▸ **Goal**
Copy every line with the string "النفط" in it.
# # # # #
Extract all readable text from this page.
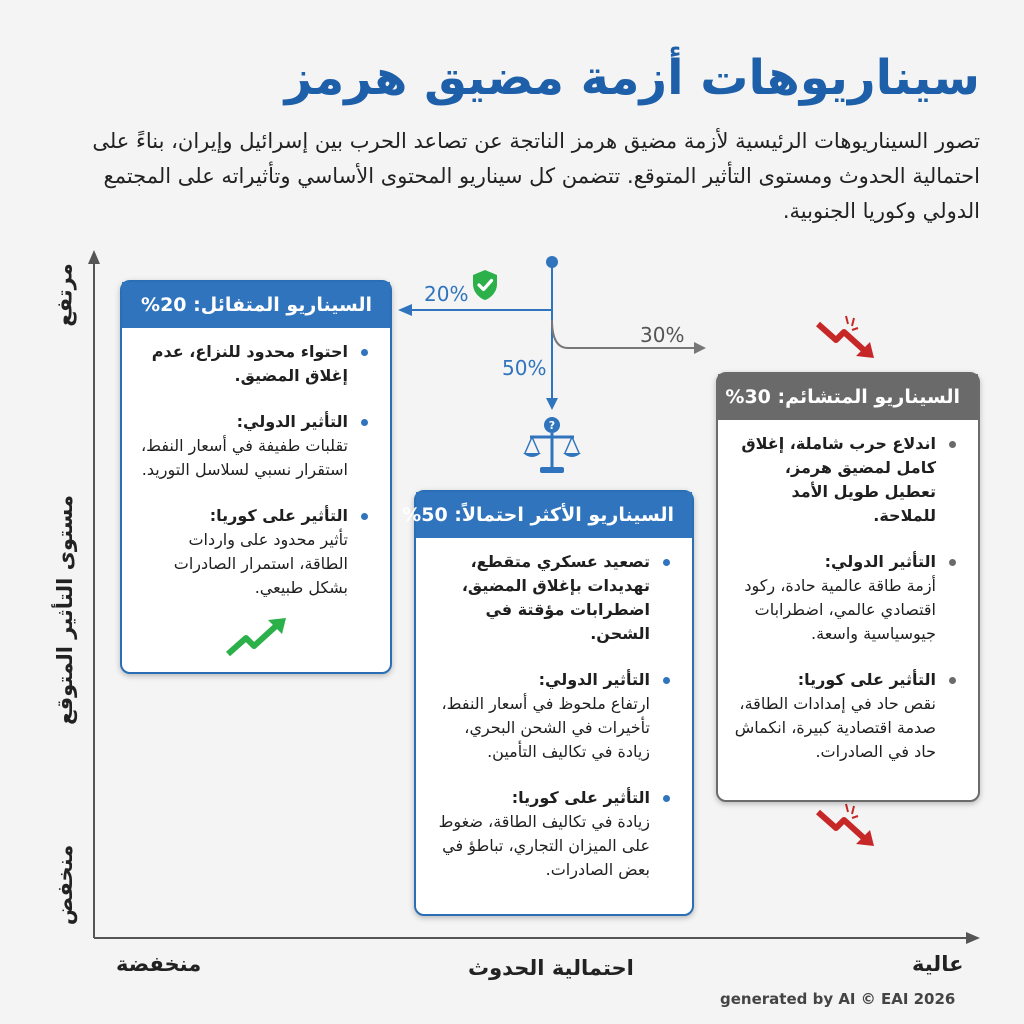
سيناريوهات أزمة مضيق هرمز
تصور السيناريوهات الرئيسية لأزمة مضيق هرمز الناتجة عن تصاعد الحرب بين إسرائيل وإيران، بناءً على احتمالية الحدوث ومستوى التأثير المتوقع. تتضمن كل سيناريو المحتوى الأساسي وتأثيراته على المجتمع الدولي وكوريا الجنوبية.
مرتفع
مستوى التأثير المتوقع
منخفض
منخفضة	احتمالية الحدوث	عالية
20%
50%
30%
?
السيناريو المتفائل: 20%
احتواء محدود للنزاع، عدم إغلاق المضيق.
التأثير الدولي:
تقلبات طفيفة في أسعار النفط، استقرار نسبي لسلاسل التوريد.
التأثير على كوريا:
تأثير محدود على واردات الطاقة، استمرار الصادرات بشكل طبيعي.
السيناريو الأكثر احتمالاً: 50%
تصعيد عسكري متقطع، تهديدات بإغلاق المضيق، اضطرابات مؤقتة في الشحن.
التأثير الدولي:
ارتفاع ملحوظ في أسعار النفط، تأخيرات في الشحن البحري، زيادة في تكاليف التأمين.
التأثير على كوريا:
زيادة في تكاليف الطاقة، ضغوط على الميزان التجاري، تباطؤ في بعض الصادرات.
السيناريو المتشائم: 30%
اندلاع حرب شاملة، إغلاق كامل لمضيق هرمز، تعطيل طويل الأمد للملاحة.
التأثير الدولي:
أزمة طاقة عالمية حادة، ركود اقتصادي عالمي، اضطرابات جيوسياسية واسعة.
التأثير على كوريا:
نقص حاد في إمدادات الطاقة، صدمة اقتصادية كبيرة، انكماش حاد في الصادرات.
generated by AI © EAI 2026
# # # # #
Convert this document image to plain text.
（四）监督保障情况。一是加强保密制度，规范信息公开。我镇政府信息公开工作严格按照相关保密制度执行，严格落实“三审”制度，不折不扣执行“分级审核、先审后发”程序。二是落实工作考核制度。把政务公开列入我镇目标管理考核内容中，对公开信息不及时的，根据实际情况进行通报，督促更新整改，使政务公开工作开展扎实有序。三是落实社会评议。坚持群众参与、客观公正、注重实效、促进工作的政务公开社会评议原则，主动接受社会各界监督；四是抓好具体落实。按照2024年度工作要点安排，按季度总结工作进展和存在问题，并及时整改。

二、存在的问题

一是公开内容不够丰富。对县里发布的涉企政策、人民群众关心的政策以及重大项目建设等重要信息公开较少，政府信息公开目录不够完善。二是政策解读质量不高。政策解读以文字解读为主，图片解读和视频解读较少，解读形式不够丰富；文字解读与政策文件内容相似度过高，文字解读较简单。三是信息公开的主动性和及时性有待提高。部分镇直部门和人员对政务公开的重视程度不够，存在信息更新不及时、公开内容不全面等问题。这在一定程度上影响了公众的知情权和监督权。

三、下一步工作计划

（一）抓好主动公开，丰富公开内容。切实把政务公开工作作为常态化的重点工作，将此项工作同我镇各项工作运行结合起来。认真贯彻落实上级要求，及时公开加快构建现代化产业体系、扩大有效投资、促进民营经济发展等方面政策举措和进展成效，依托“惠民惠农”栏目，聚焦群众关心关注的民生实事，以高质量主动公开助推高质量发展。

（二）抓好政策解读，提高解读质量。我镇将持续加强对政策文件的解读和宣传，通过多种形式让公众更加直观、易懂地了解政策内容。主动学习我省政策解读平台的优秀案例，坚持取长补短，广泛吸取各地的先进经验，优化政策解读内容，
# # # # #
▸ **Result of this task**
تقلبات طفيفة في أسعار النفط، استقرار نسبي لسلاسل التوريد.
ارتفاع ملحوظ في أسعار النفط، تأخيرات في الشحن البحري، زيادة في تكاليف التأمين.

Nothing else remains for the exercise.